-------- TASK DATA

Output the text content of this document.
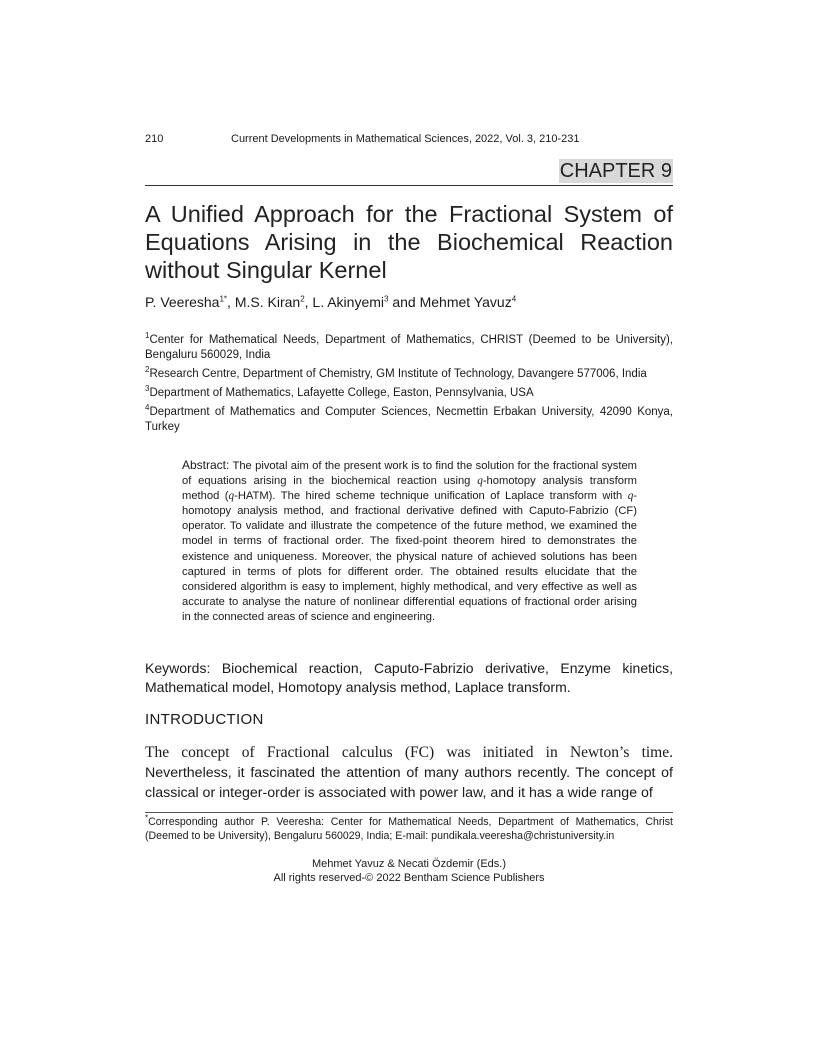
210	Current Developments in Mathematical Sciences, 2022, Vol. 3, 210-231
CHAPTER 9
A Unified Approach for the Fractional System of
Equations Arising in the Biochemical Reaction
without Singular Kernel
P. Veeresha$^{1*}$, M.S. Kiran$^2$, L. Akinyemi$^3$ and Mehmet Yavuz$^4$

$^1$Center for Mathematical Needs, Department of Mathematics, CHRIST (Deemed to be University), Bengaluru 560029, India

$^2$Research Centre, Department of Chemistry, GM Institute of Technology, Davangere 577006, India

$^3$Department of Mathematics, Lafayette College, Easton, Pennsylvania, USA

$^4$Department of Mathematics and Computer Sciences, Necmettin Erbakan University, 42090 Konya, Turkey

Abstract: The pivotal aim of the present work is to find the solution for the fractional system of equations arising in the biochemical reaction using q-homotopy analysis transform method (q-HATM). The hired scheme technique unification of Laplace transform with q-homotopy analysis method, and fractional derivative defined with Caputo-Fabrizio (CF) operator. To validate and illustrate the competence of the future method, we examined the model in terms of fractional order. The fixed-point theorem hired to demonstrates the existence and uniqueness. Moreover, the physical nature of achieved solutions has been captured in terms of plots for different order. The obtained results elucidate that the considered algorithm is easy to implement, highly methodical, and very effective as well as accurate to analyse the nature of nonlinear differential equations of fractional order arising in the connected areas of science and engineering.
Keywords: Biochemical reaction, Caputo-Fabrizio derivative, Enzyme kinetics, Mathematical model, Homotopy analysis method, Laplace transform.
INTRODUCTION
The concept of Fractional calculus (FC) was initiated in Newton’s time. Nevertheless, it fascinated the attention of many authors recently. The concept of classical or integer-order is associated with power law, and it has a wide range of
*Corresponding author P. Veeresha: Center for Mathematical Needs, Department of Mathematics, Christ (Deemed to be University), Bengaluru 560029, India; E-mail: pundikala.veeresha@christuniversity.in
Mehmet Yavuz & Necati Özdemir (Eds.)
All rights reserved-© 2022 Bentham Science Publishers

----------------

▶ [ASSIGNMENT] Repeat every entry above precisely, leaving each picture out.

▶ [RESULT OF THE EXERCISE]
Output the text content of this document.
210	Current Developments in Mathematical Sciences, 2022, Vol. 3, 210-231
CHAPTER 9
A Unified Approach for the Fractional System of
Equations Arising in the Biochemical Reaction
without Singular Kernel
P. Veeresha$^{1*}$, M.S. Kiran$^2$, L. Akinyemi$^3$ and Mehmet Yavuz$^4$

$^1$Center for Mathematical Needs, Department of Mathematics, CHRIST (Deemed to be University), Bengaluru 560029, India

$^2$Research Centre, Department of Chemistry, GM Institute of Technology, Davangere 577006, India

$^3$Department of Mathematics, Lafayette College, Easton, Pennsylvania, USA

$^4$Department of Mathematics and Computer Sciences, Necmettin Erbakan University, 42090 Konya, Turkey

Abstract: The pivotal aim of the present work is to find the solution for the fractional system of equations arising in the biochemical reaction using q-homotopy analysis transform method (q-HATM). The hired scheme technique unification of Laplace transform with q-homotopy analysis method, and fractional derivative defined with Caputo-Fabrizio (CF) operator. To validate and illustrate the competence of the future method, we examined the model in terms of fractional order. The fixed-point theorem hired to demonstrates the existence and uniqueness. Moreover, the physical nature of achieved solutions has been captured in terms of plots for different order. The obtained results elucidate that the considered algorithm is easy to implement, highly methodical, and very effective as well as accurate to analyse the nature of nonlinear differential equations of fractional order arising in the connected areas of science and engineering.
Keywords: Biochemical reaction, Caputo-Fabrizio derivative, Enzyme kinetics, Mathematical model, Homotopy analysis method, Laplace transform.
INTRODUCTION
The concept of Fractional calculus (FC) was initiated in Newton’s time. Nevertheless, it fascinated the attention of many authors recently. The concept of classical or integer-order is associated with power law, and it has a wide range of
*Corresponding author P. Veeresha: Center for Mathematical Needs, Department of Mathematics, Christ (Deemed to be University), Bengaluru 560029, India; E-mail: pundikala.veeresha@christuniversity.in
Mehmet Yavuz & Necati Özdemir (Eds.)
All rights reserved-© 2022 Bentham Science Publishers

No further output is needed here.